Work to do = Copy the records below exactly as they appear.

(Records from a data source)
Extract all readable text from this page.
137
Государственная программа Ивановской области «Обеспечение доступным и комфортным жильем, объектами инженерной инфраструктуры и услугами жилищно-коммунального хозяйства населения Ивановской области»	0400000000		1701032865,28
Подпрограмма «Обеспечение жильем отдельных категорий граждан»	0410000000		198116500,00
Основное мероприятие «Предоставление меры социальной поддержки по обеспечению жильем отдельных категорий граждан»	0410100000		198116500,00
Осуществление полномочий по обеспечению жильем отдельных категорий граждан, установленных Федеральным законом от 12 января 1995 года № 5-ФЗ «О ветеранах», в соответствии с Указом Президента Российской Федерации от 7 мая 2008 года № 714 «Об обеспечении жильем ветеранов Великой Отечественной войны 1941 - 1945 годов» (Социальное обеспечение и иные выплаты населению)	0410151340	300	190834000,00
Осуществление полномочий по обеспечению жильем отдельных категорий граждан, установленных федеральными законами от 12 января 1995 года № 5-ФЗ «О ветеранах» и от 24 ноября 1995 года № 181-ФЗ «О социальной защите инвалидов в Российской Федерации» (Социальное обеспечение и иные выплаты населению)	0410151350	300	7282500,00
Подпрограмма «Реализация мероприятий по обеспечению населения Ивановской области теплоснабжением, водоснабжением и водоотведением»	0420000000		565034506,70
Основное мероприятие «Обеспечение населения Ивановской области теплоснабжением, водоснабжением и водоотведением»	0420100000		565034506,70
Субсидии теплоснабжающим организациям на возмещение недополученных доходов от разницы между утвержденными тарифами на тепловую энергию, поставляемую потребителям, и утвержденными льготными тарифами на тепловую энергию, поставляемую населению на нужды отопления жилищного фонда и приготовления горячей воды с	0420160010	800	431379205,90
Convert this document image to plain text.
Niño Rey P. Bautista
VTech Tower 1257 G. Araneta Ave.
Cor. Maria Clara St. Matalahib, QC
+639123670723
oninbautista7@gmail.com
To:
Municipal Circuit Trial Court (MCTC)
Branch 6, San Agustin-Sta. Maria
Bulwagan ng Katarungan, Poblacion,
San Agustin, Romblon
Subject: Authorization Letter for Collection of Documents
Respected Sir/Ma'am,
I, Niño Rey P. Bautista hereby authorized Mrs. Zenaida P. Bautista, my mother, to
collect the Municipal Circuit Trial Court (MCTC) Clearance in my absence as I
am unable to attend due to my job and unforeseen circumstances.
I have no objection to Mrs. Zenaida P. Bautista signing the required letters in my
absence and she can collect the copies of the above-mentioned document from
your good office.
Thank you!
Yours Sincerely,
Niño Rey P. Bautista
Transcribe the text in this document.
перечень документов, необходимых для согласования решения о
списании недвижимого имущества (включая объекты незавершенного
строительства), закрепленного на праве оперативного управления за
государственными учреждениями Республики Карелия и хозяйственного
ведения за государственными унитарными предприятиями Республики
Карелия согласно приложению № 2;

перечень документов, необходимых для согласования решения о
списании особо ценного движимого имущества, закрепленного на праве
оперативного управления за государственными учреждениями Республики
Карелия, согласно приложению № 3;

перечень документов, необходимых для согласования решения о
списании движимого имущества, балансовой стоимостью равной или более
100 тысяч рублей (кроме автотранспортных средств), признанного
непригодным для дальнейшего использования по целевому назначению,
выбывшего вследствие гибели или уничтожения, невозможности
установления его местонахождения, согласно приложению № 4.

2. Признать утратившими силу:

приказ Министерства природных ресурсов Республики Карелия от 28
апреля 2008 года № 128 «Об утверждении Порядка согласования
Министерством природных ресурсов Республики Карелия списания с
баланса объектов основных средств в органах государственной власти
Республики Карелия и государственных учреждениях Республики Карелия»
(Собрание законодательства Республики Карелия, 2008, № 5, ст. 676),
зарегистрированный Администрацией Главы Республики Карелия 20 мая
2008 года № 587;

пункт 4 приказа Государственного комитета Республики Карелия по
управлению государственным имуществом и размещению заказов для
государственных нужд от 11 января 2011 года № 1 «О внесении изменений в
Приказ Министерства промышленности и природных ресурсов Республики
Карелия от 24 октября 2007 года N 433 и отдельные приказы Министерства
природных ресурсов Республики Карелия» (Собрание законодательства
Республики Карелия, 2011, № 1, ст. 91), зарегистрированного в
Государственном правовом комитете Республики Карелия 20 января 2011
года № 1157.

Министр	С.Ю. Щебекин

Answer below =
Extract all readable text from this page.
137
Государственная программа Ивановской области «Обеспечение доступным и комфортным жильем, объектами инженерной инфраструктуры и услугами жилищно-коммунального хозяйства населения Ивановской области»	0400000000		1701032865,28
Подпрограмма «Обеспечение жильем отдельных категорий граждан»	0410000000		198116500,00
Основное мероприятие «Предоставление меры социальной поддержки по обеспечению жильем отдельных категорий граждан»	0410100000		198116500,00
Осуществление полномочий по обеспечению жильем отдельных категорий граждан, установленных Федеральным законом от 12 января 1995 года № 5-ФЗ «О ветеранах», в соответствии с Указом Президента Российской Федерации от 7 мая 2008 года № 714 «Об обеспечении жильем ветеранов Великой Отечественной войны 1941 - 1945 годов» (Социальное обеспечение и иные выплаты населению)	0410151340	300	190834000,00
Осуществление полномочий по обеспечению жильем отдельных категорий граждан, установленных федеральными законами от 12 января 1995 года № 5-ФЗ «О ветеранах» и от 24 ноября 1995 года № 181-ФЗ «О социальной защите инвалидов в Российской Федерации» (Социальное обеспечение и иные выплаты населению)	0410151350	300	7282500,00
Подпрограмма «Реализация мероприятий по обеспечению населения Ивановской области теплоснабжением, водоснабжением и водоотведением»	0420000000		565034506,70
Основное мероприятие «Обеспечение населения Ивановской области теплоснабжением, водоснабжением и водоотведением»	0420100000		565034506,70
Субсидии теплоснабжающим организациям на возмещение недополученных доходов от разницы между утвержденными тарифами на тепловую энергию, поставляемую потребителям, и утвержденными льготными тарифами на тепловую энергию, поставляемую населению на нужды отопления жилищного фонда и приготовления горячей воды с	0420160010	800	431379205,90
Convert this document image to plain text.
Niño Rey P. Bautista
VTech Tower 1257 G. Araneta Ave.
Cor. Maria Clara St. Matalahib, QC
+639123670723
oninbautista7@gmail.com
To:
Municipal Circuit Trial Court (MCTC)
Branch 6, San Agustin-Sta. Maria
Bulwagan ng Katarungan, Poblacion,
San Agustin, Romblon
Subject: Authorization Letter for Collection of Documents
Respected Sir/Ma'am,
I, Niño Rey P. Bautista hereby authorized Mrs. Zenaida P. Bautista, my mother, to
collect the Municipal Circuit Trial Court (MCTC) Clearance in my absence as I
am unable to attend due to my job and unforeseen circumstances.
I have no objection to Mrs. Zenaida P. Bautista signing the required letters in my
absence and she can collect the copies of the above-mentioned document from
your good office.
Thank you!
Yours Sincerely,
Niño Rey P. Bautista
Transcribe the text in this document.
перечень документов, необходимых для согласования решения о
списании недвижимого имущества (включая объекты незавершенного
строительства), закрепленного на праве оперативного управления за
государственными учреждениями Республики Карелия и хозяйственного
ведения за государственными унитарными предприятиями Республики
Карелия согласно приложению № 2;

перечень документов, необходимых для согласования решения о
списании особо ценного движимого имущества, закрепленного на праве
оперативного управления за государственными учреждениями Республики
Карелия, согласно приложению № 3;

перечень документов, необходимых для согласования решения о
списании движимого имущества, балансовой стоимостью равной или более
100 тысяч рублей (кроме автотранспортных средств), признанного
непригодным для дальнейшего использования по целевому назначению,
выбывшего вследствие гибели или уничтожения, невозможности
установления его местонахождения, согласно приложению № 4.

2. Признать утратившими силу:

приказ Министерства природных ресурсов Республики Карелия от 28
апреля 2008 года № 128 «Об утверждении Порядка согласования
Министерством природных ресурсов Республики Карелия списания с
баланса объектов основных средств в органах государственной власти
Республики Карелия и государственных учреждениях Республики Карелия»
(Собрание законодательства Республики Карелия, 2008, № 5, ст. 676),
зарегистрированный Администрацией Главы Республики Карелия 20 мая
2008 года № 587;

пункт 4 приказа Государственного комитета Республики Карелия по
управлению государственным имуществом и размещению заказов для
государственных нужд от 11 января 2011 года № 1 «О внесении изменений в
Приказ Министерства промышленности и природных ресурсов Республики
Карелия от 24 октября 2007 года N 433 и отдельные приказы Министерства
природных ресурсов Республики Карелия» (Собрание законодательства
Республики Карелия, 2011, № 1, ст. 91), зарегистрированного в
Государственном правовом комитете Республики Карелия 20 января 2011
года № 1157.

Министр	С.Ю. Щебекин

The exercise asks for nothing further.